[Extracted data entries]
— start —
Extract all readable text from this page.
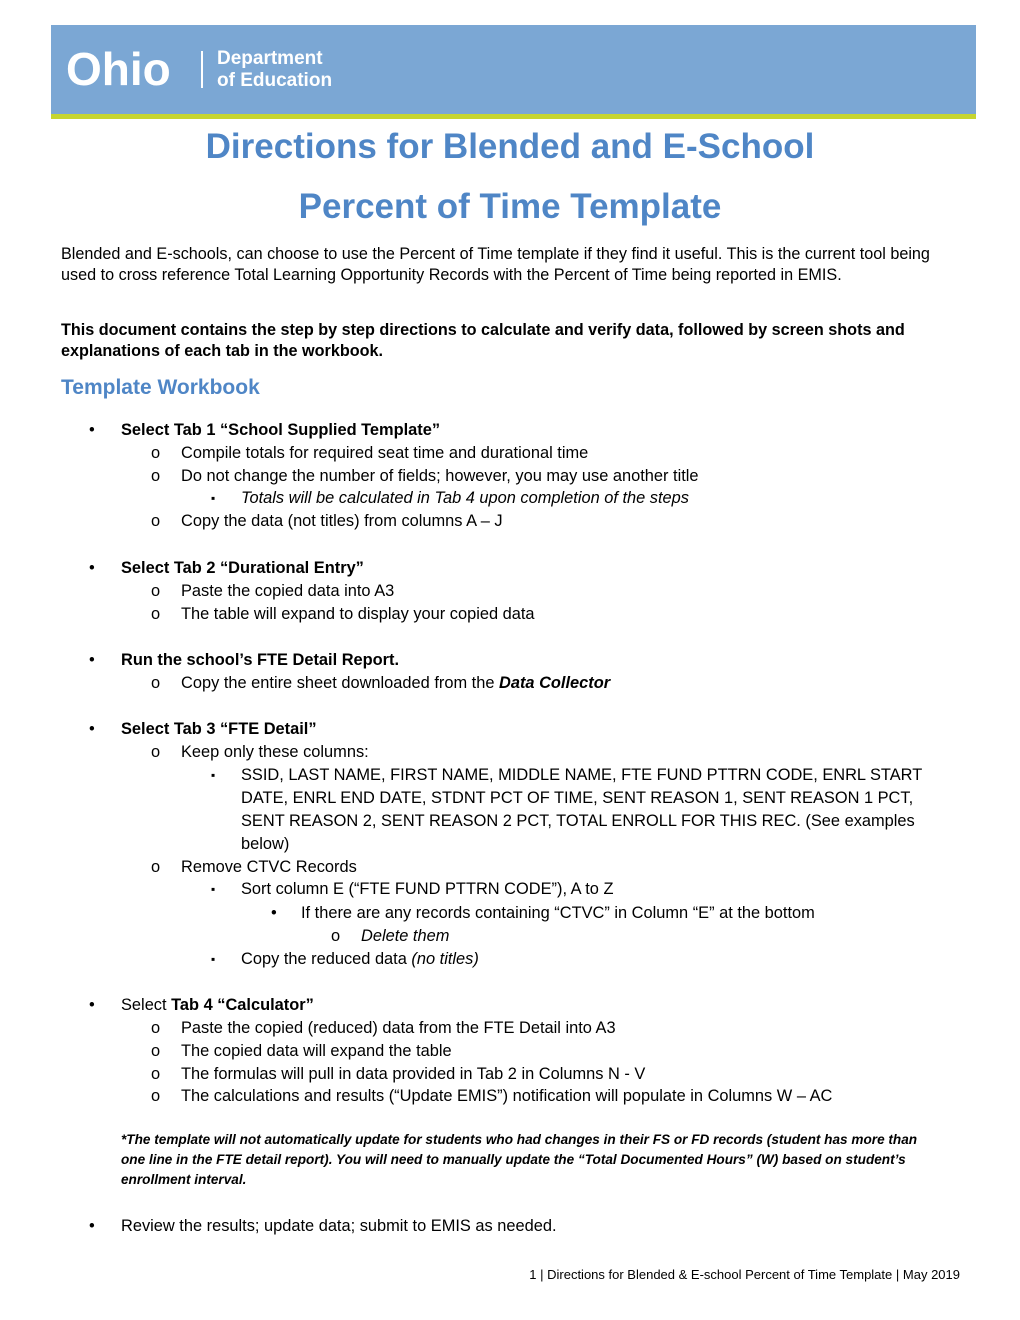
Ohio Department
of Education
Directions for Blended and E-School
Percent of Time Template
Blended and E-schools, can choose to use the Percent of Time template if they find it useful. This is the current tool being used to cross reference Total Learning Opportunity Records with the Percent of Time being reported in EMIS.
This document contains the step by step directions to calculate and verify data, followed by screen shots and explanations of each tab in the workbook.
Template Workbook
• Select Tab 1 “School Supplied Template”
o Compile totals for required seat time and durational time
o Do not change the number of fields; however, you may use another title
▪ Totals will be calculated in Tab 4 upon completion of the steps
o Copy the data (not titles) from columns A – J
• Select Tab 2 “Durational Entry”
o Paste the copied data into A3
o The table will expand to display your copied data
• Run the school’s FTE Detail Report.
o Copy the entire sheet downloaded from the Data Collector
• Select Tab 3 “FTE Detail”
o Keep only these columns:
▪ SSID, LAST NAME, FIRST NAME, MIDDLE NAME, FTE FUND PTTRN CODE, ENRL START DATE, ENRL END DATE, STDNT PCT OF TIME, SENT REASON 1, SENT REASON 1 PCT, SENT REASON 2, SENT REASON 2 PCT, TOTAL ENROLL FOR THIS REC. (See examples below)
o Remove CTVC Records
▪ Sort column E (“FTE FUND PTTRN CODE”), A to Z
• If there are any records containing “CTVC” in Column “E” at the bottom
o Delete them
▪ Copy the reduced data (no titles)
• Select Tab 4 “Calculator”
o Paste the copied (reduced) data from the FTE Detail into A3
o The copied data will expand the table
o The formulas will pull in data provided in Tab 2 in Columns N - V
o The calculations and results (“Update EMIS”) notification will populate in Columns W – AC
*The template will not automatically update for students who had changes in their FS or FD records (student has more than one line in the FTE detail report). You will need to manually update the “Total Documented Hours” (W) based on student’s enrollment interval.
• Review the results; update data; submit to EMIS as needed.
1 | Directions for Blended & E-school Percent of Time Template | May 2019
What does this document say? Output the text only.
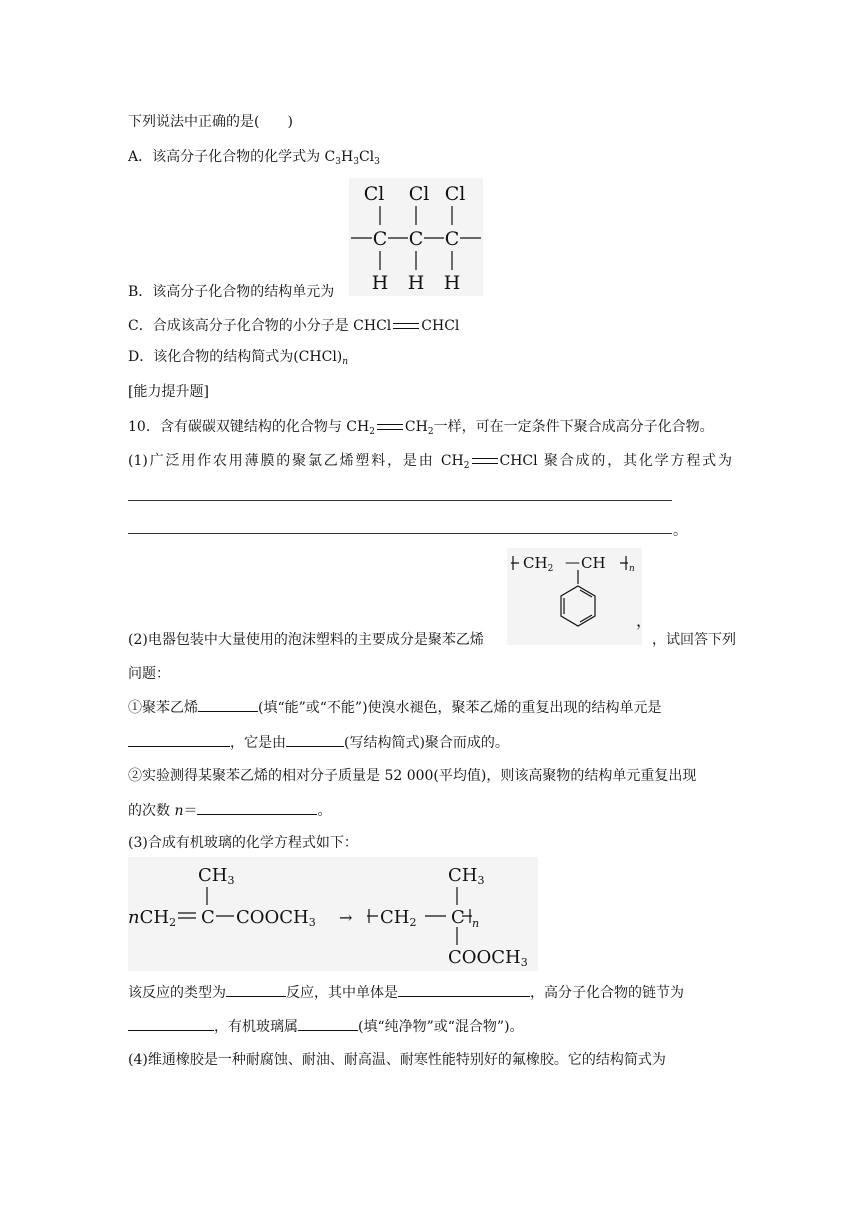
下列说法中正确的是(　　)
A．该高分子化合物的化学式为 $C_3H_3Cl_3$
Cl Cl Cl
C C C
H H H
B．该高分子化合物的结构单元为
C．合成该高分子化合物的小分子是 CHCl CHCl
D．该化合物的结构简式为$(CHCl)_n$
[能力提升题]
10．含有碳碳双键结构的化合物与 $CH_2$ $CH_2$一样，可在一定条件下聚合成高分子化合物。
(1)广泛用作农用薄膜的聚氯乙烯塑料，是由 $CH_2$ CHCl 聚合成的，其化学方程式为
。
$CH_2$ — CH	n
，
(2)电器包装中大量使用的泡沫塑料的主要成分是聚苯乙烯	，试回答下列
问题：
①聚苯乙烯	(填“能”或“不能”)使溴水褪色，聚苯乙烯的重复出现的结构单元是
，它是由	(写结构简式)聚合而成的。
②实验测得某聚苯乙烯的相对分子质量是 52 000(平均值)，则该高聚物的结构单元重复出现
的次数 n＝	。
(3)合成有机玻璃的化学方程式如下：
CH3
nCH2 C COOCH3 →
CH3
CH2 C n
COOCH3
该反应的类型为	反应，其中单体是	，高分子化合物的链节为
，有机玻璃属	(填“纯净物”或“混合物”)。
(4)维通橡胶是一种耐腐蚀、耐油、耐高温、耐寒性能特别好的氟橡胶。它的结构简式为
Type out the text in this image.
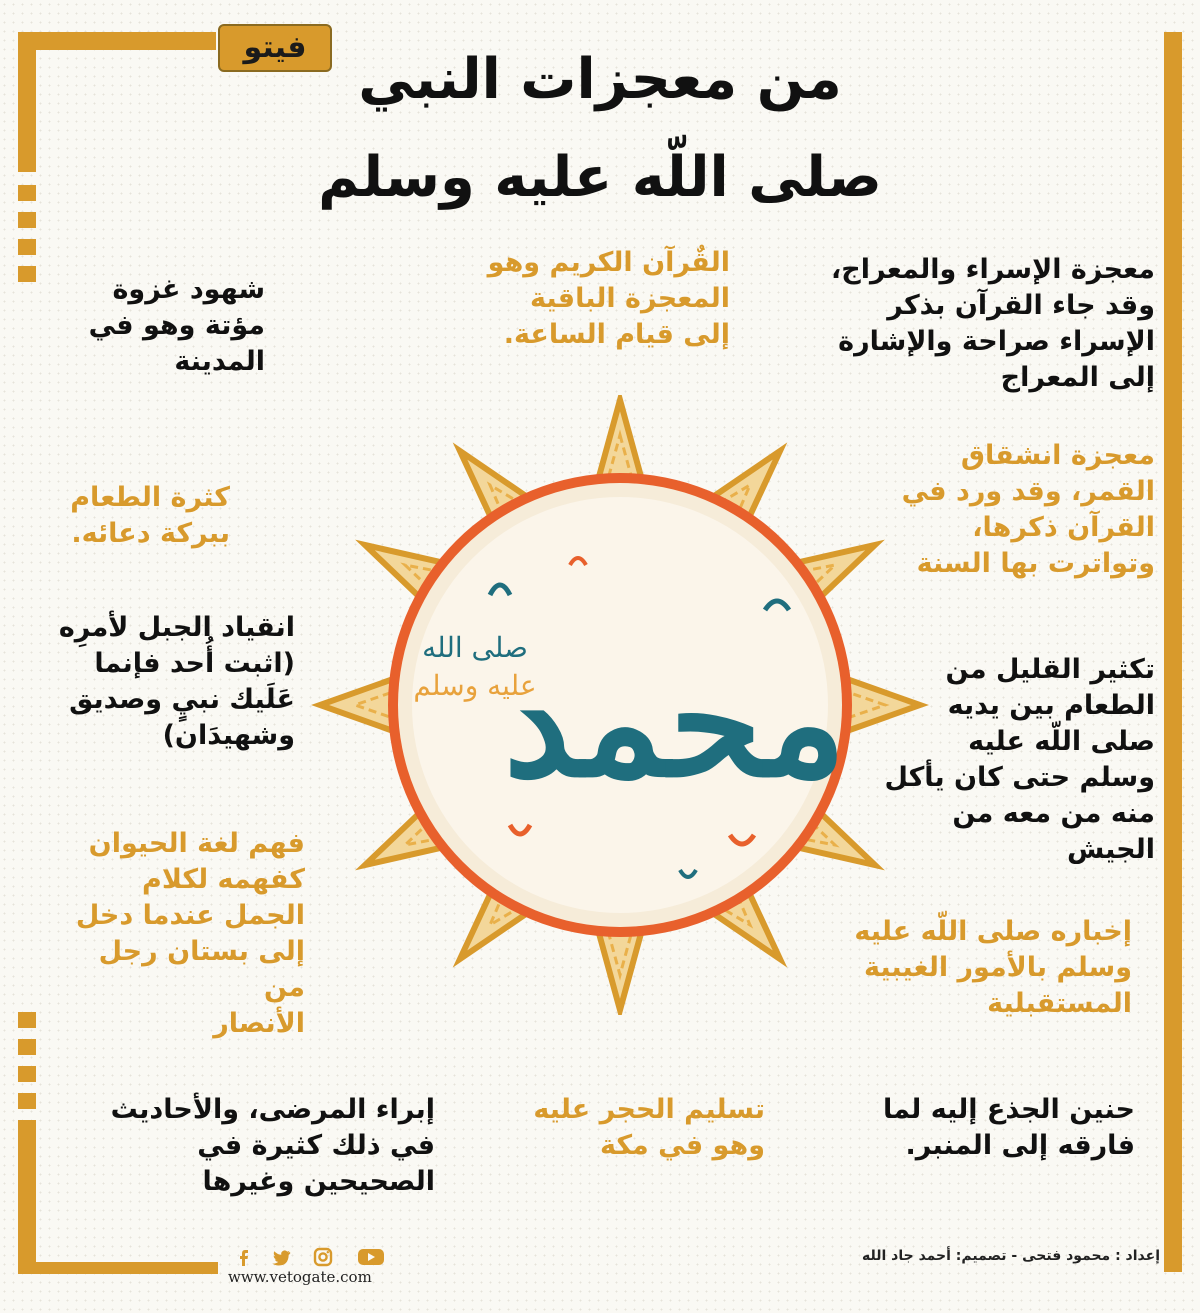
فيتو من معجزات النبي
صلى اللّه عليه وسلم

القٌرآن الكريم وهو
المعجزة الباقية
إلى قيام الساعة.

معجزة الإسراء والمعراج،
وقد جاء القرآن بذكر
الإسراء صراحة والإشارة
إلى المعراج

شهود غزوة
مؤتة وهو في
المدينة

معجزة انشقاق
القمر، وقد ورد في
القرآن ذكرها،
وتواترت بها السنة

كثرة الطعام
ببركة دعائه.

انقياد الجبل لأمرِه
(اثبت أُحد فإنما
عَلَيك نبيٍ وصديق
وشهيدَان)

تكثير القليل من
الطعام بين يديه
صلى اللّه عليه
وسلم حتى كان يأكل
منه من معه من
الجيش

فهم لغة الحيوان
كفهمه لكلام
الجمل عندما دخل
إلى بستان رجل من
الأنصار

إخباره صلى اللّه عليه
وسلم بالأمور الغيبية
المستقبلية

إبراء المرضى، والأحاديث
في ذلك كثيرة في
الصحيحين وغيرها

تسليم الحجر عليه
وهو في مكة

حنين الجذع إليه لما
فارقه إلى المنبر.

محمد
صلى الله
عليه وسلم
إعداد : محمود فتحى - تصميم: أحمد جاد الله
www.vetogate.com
— end —
◆ **REQUIREMENT**
Exclude all pictures and reproduce exactly the lines from the one containing "Type out the text in this image." through the final line of the entries above.

◆ **WORKED ANSWER**
Type out the text in this image.
فيتو من معجزات النبي
صلى اللّه عليه وسلم

القٌرآن الكريم وهو
المعجزة الباقية
إلى قيام الساعة.

معجزة الإسراء والمعراج،
وقد جاء القرآن بذكر
الإسراء صراحة والإشارة
إلى المعراج

شهود غزوة
مؤتة وهو في
المدينة

معجزة انشقاق
القمر، وقد ورد في
القرآن ذكرها،
وتواترت بها السنة

كثرة الطعام
ببركة دعائه.

انقياد الجبل لأمرِه
(اثبت أُحد فإنما
عَلَيك نبيٍ وصديق
وشهيدَان)

تكثير القليل من
الطعام بين يديه
صلى اللّه عليه
وسلم حتى كان يأكل
منه من معه من
الجيش

فهم لغة الحيوان
كفهمه لكلام
الجمل عندما دخل
إلى بستان رجل من
الأنصار

إخباره صلى اللّه عليه
وسلم بالأمور الغيبية
المستقبلية

إبراء المرضى، والأحاديث
في ذلك كثيرة في
الصحيحين وغيرها

تسليم الحجر عليه
وهو في مكة

حنين الجذع إليه لما
فارقه إلى المنبر.

محمد
صلى الله
عليه وسلم
إعداد : محمود فتحى - تصميم: أحمد جاد الله
www.vetogate.com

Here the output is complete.